### What is required
Leave out the pictures and transcribe the rest of the records exactly.

[Data excerpts]
════════════════
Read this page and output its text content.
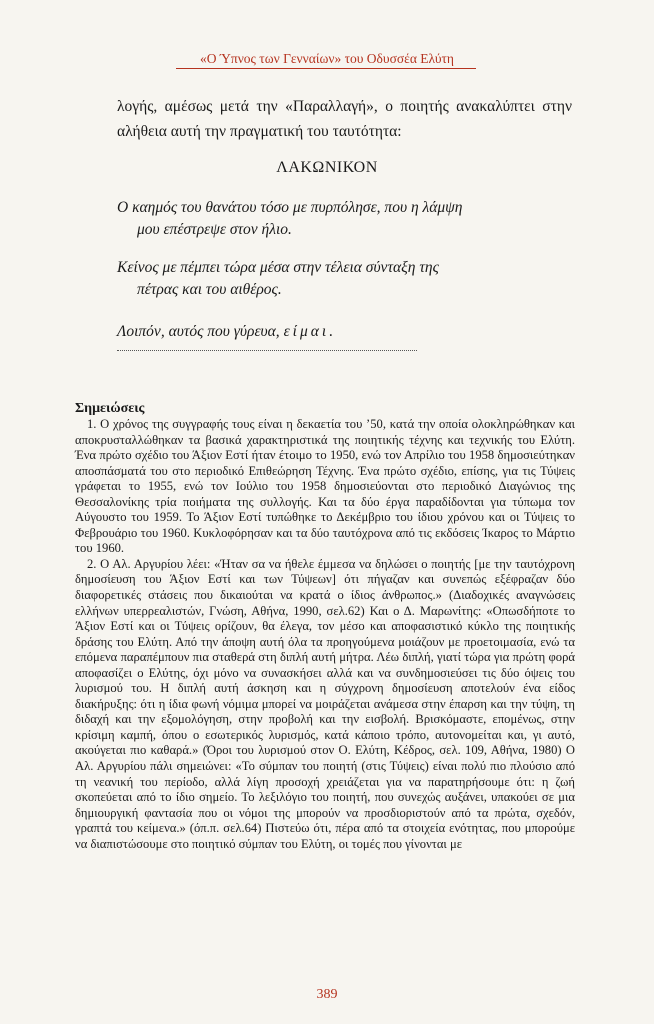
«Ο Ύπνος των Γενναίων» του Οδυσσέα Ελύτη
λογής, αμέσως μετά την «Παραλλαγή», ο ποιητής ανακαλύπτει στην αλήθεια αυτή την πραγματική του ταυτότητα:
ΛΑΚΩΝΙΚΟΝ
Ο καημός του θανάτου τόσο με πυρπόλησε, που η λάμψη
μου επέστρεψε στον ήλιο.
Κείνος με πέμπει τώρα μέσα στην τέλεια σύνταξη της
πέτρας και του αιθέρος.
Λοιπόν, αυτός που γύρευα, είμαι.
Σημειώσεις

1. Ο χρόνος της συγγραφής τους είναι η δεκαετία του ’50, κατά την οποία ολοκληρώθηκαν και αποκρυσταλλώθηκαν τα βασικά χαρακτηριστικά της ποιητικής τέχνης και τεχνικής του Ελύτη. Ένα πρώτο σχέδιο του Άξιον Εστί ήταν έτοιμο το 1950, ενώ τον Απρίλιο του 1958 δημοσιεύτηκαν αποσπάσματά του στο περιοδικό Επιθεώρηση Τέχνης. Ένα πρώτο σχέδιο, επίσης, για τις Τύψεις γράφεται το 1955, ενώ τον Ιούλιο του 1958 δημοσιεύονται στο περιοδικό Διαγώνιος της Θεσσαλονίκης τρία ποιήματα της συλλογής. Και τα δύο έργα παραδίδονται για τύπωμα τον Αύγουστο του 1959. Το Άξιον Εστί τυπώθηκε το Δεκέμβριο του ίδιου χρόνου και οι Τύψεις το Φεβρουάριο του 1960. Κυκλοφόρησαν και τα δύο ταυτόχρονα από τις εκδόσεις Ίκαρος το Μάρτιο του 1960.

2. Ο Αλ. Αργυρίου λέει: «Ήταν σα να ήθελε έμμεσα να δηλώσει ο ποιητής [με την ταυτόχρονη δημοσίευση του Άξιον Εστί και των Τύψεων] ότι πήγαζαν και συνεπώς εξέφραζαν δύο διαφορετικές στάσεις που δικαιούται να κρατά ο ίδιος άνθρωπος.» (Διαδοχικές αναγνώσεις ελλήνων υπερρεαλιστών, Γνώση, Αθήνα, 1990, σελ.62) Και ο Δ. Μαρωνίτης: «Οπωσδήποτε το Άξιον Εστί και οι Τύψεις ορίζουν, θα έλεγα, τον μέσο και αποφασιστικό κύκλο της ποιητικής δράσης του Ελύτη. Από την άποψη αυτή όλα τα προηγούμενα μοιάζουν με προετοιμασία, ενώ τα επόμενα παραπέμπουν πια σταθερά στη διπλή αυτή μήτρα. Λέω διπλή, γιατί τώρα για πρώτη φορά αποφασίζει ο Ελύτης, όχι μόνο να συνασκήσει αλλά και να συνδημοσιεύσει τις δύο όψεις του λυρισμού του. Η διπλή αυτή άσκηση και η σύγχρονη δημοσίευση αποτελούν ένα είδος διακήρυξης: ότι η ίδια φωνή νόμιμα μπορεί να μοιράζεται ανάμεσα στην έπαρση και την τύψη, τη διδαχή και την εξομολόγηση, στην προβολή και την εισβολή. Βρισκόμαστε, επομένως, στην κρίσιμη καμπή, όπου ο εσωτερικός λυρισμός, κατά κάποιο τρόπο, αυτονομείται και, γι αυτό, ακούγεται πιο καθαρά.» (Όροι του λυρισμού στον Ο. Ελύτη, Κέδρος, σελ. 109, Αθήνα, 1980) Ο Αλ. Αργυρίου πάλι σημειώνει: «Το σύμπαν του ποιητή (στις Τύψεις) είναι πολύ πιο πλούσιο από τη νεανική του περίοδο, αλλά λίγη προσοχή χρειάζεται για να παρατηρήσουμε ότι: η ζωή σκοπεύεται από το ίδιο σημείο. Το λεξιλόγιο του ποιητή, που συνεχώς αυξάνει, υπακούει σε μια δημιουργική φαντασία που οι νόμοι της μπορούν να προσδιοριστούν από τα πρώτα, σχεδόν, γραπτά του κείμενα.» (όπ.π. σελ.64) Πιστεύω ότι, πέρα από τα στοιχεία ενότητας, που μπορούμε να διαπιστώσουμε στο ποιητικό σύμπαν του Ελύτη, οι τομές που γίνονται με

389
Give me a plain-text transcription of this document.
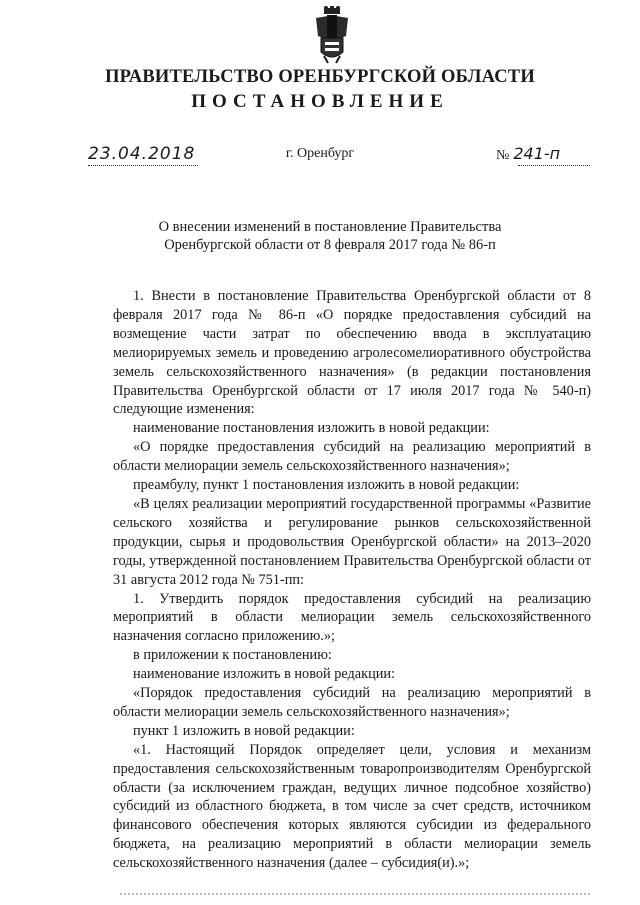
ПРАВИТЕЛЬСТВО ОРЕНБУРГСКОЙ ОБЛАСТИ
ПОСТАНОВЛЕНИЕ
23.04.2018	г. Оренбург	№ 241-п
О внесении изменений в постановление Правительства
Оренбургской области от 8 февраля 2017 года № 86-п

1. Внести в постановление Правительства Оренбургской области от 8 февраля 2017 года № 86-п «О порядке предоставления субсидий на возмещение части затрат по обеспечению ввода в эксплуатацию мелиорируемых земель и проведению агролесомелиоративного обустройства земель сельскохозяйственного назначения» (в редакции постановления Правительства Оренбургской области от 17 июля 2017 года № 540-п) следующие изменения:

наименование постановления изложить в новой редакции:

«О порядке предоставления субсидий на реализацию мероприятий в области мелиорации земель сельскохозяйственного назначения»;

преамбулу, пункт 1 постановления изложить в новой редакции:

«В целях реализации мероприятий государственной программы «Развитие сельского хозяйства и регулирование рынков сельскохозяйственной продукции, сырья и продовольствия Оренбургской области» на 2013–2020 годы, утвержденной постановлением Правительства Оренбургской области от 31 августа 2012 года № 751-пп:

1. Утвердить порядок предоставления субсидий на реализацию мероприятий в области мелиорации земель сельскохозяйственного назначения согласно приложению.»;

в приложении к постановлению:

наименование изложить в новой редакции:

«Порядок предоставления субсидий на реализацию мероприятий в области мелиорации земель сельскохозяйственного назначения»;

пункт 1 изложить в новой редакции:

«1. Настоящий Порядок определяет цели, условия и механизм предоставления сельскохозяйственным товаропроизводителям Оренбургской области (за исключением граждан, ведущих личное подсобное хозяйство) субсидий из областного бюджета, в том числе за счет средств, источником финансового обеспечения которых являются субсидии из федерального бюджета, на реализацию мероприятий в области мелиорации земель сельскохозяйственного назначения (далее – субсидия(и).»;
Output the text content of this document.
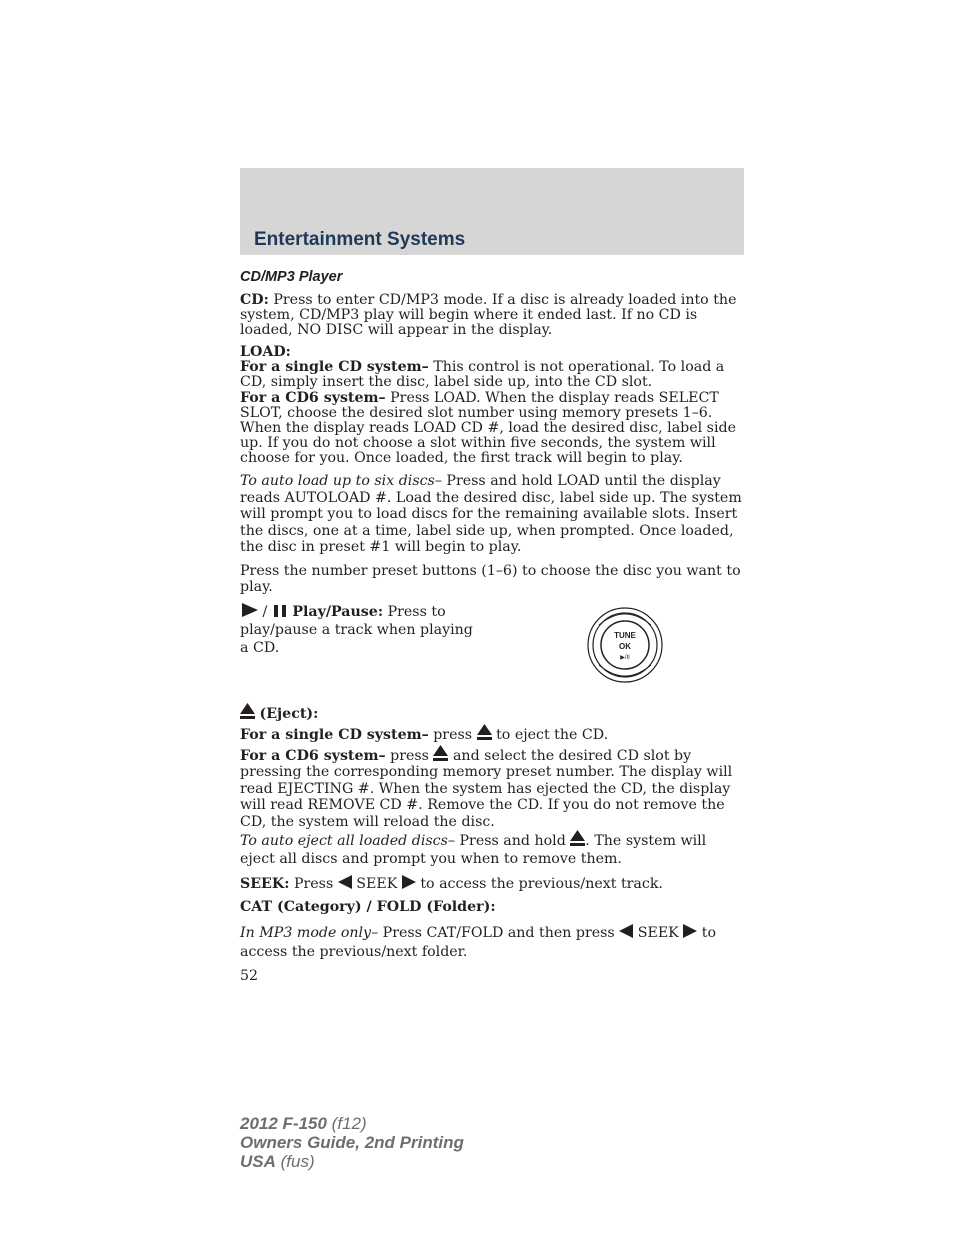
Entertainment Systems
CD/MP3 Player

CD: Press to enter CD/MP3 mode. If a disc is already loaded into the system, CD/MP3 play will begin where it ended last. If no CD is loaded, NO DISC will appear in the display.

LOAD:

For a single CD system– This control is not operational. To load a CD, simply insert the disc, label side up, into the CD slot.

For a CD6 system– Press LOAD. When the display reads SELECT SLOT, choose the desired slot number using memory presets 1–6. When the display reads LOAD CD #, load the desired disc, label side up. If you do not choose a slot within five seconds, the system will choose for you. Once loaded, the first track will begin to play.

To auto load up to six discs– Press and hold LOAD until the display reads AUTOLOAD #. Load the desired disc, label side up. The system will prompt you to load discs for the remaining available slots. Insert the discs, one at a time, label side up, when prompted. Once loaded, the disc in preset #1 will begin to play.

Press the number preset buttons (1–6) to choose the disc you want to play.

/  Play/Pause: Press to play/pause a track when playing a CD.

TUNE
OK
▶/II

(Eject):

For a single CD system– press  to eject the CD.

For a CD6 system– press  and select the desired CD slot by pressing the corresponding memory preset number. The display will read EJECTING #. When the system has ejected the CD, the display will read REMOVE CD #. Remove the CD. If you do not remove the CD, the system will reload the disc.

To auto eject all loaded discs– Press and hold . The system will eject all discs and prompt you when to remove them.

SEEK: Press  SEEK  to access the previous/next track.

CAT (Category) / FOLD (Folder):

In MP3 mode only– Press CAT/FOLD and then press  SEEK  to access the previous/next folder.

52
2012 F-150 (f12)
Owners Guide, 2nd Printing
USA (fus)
════════════════
### Right answer
Read this page and output its text content.
«Ο Ύπνος των Γενναίων» του Οδυσσέα Ελύτη
λογής, αμέσως μετά την «Παραλλαγή», ο ποιητής ανακαλύπτει στην αλήθεια αυτή την πραγματική του ταυτότητα:
ΛΑΚΩΝΙΚΟΝ
Ο καημός του θανάτου τόσο με πυρπόλησε, που η λάμψη
μου επέστρεψε στον ήλιο.
Κείνος με πέμπει τώρα μέσα στην τέλεια σύνταξη της
πέτρας και του αιθέρος.
Λοιπόν, αυτός που γύρευα, είμαι.
Σημειώσεις

1. Ο χρόνος της συγγραφής τους είναι η δεκαετία του ’50, κατά την οποία ολοκληρώθηκαν και αποκρυσταλλώθηκαν τα βασικά χαρακτηριστικά της ποιητικής τέχνης και τεχνικής του Ελύτη. Ένα πρώτο σχέδιο του Άξιον Εστί ήταν έτοιμο το 1950, ενώ τον Απρίλιο του 1958 δημοσιεύτηκαν αποσπάσματά του στο περιοδικό Επιθεώρηση Τέχνης. Ένα πρώτο σχέδιο, επίσης, για τις Τύψεις γράφεται το 1955, ενώ τον Ιούλιο του 1958 δημοσιεύονται στο περιοδικό Διαγώνιος της Θεσσαλονίκης τρία ποιήματα της συλλογής. Και τα δύο έργα παραδίδονται για τύπωμα τον Αύγουστο του 1959. Το Άξιον Εστί τυπώθηκε το Δεκέμβριο του ίδιου χρόνου και οι Τύψεις το Φεβρουάριο του 1960. Κυκλοφόρησαν και τα δύο ταυτόχρονα από τις εκδόσεις Ίκαρος το Μάρτιο του 1960.

2. Ο Αλ. Αργυρίου λέει: «Ήταν σα να ήθελε έμμεσα να δηλώσει ο ποιητής [με την ταυτόχρονη δημοσίευση του Άξιον Εστί και των Τύψεων] ότι πήγαζαν και συνεπώς εξέφραζαν δύο διαφορετικές στάσεις που δικαιούται να κρατά ο ίδιος άνθρωπος.» (Διαδοχικές αναγνώσεις ελλήνων υπερρεαλιστών, Γνώση, Αθήνα, 1990, σελ.62) Και ο Δ. Μαρωνίτης: «Οπωσδήποτε το Άξιον Εστί και οι Τύψεις ορίζουν, θα έλεγα, τον μέσο και αποφασιστικό κύκλο της ποιητικής δράσης του Ελύτη. Από την άποψη αυτή όλα τα προηγούμενα μοιάζουν με προετοιμασία, ενώ τα επόμενα παραπέμπουν πια σταθερά στη διπλή αυτή μήτρα. Λέω διπλή, γιατί τώρα για πρώτη φορά αποφασίζει ο Ελύτης, όχι μόνο να συνασκήσει αλλά και να συνδημοσιεύσει τις δύο όψεις του λυρισμού του. Η διπλή αυτή άσκηση και η σύγχρονη δημοσίευση αποτελούν ένα είδος διακήρυξης: ότι η ίδια φωνή νόμιμα μπορεί να μοιράζεται ανάμεσα στην έπαρση και την τύψη, τη διδαχή και την εξομολόγηση, στην προβολή και την εισβολή. Βρισκόμαστε, επομένως, στην κρίσιμη καμπή, όπου ο εσωτερικός λυρισμός, κατά κάποιο τρόπο, αυτονομείται και, γι αυτό, ακούγεται πιο καθαρά.» (Όροι του λυρισμού στον Ο. Ελύτη, Κέδρος, σελ. 109, Αθήνα, 1980) Ο Αλ. Αργυρίου πάλι σημειώνει: «Το σύμπαν του ποιητή (στις Τύψεις) είναι πολύ πιο πλούσιο από τη νεανική του περίοδο, αλλά λίγη προσοχή χρειάζεται για να παρατηρήσουμε ότι: η ζωή σκοπεύεται από το ίδιο σημείο. Το λεξιλόγιο του ποιητή, που συνεχώς αυξάνει, υπακούει σε μια δημιουργική φαντασία που οι νόμοι της μπορούν να προσδιοριστούν από τα πρώτα, σχεδόν, γραπτά του κείμενα.» (όπ.π. σελ.64) Πιστεύω ότι, πέρα από τα στοιχεία ενότητας, που μπορούμε να διαπιστώσουμε στο ποιητικό σύμπαν του Ελύτη, οι τομές που γίνονται με

389
Give me a plain-text transcription of this document.
ПРАВИТЕЛЬСТВО ОРЕНБУРГСКОЙ ОБЛАСТИ
ПОСТАНОВЛЕНИЕ
23.04.2018	г. Оренбург	№ 241-п
О внесении изменений в постановление Правительства
Оренбургской области от 8 февраля 2017 года № 86-п

1. Внести в постановление Правительства Оренбургской области от 8 февраля 2017 года № 86-п «О порядке предоставления субсидий на возмещение части затрат по обеспечению ввода в эксплуатацию мелиорируемых земель и проведению агролесомелиоративного обустройства земель сельскохозяйственного назначения» (в редакции постановления Правительства Оренбургской области от 17 июля 2017 года № 540-п) следующие изменения:

наименование постановления изложить в новой редакции:

«О порядке предоставления субсидий на реализацию мероприятий в области мелиорации земель сельскохозяйственного назначения»;

преамбулу, пункт 1 постановления изложить в новой редакции:

«В целях реализации мероприятий государственной программы «Развитие сельского хозяйства и регулирование рынков сельскохозяйственной продукции, сырья и продовольствия Оренбургской области» на 2013–2020 годы, утвержденной постановлением Правительства Оренбургской области от 31 августа 2012 года № 751-пп:

1. Утвердить порядок предоставления субсидий на реализацию мероприятий в области мелиорации земель сельскохозяйственного назначения согласно приложению.»;

в приложении к постановлению:

наименование изложить в новой редакции:

«Порядок предоставления субсидий на реализацию мероприятий в области мелиорации земель сельскохозяйственного назначения»;

пункт 1 изложить в новой редакции:

«1. Настоящий Порядок определяет цели, условия и механизм предоставления сельскохозяйственным товаропроизводителям Оренбургской области (за исключением граждан, ведущих личное подсобное хозяйство) субсидий из областного бюджета, в том числе за счет средств, источником финансового обеспечения которых являются субсидии из федерального бюджета, на реализацию мероприятий в области мелиорации земель сельскохозяйственного назначения (далее – субсидия(и).»;
Output the text content of this document.
Entertainment Systems
CD/MP3 Player

CD: Press to enter CD/MP3 mode. If a disc is already loaded into the system, CD/MP3 play will begin where it ended last. If no CD is loaded, NO DISC will appear in the display.

LOAD:

For a single CD system– This control is not operational. To load a CD, simply insert the disc, label side up, into the CD slot.

For a CD6 system– Press LOAD. When the display reads SELECT SLOT, choose the desired slot number using memory presets 1–6. When the display reads LOAD CD #, load the desired disc, label side up. If you do not choose a slot within five seconds, the system will choose for you. Once loaded, the first track will begin to play.

To auto load up to six discs– Press and hold LOAD until the display reads AUTOLOAD #. Load the desired disc, label side up. The system will prompt you to load discs for the remaining available slots. Insert the discs, one at a time, label side up, when prompted. Once loaded, the disc in preset #1 will begin to play.

Press the number preset buttons (1–6) to choose the disc you want to play.

/  Play/Pause: Press to play/pause a track when playing a CD.

TUNE
OK
▶/II

(Eject):

For a single CD system– press  to eject the CD.

For a CD6 system– press  and select the desired CD slot by pressing the corresponding memory preset number. The display will read EJECTING #. When the system has ejected the CD, the display will read REMOVE CD #. Remove the CD. If you do not remove the CD, the system will reload the disc.

To auto eject all loaded discs– Press and hold . The system will eject all discs and prompt you when to remove them.

SEEK: Press  SEEK  to access the previous/next track.

CAT (Category) / FOLD (Folder):

In MP3 mode only– Press CAT/FOLD and then press  SEEK  to access the previous/next folder.

52
2012 F-150 (f12)
Owners Guide, 2nd Printing
USA (fus)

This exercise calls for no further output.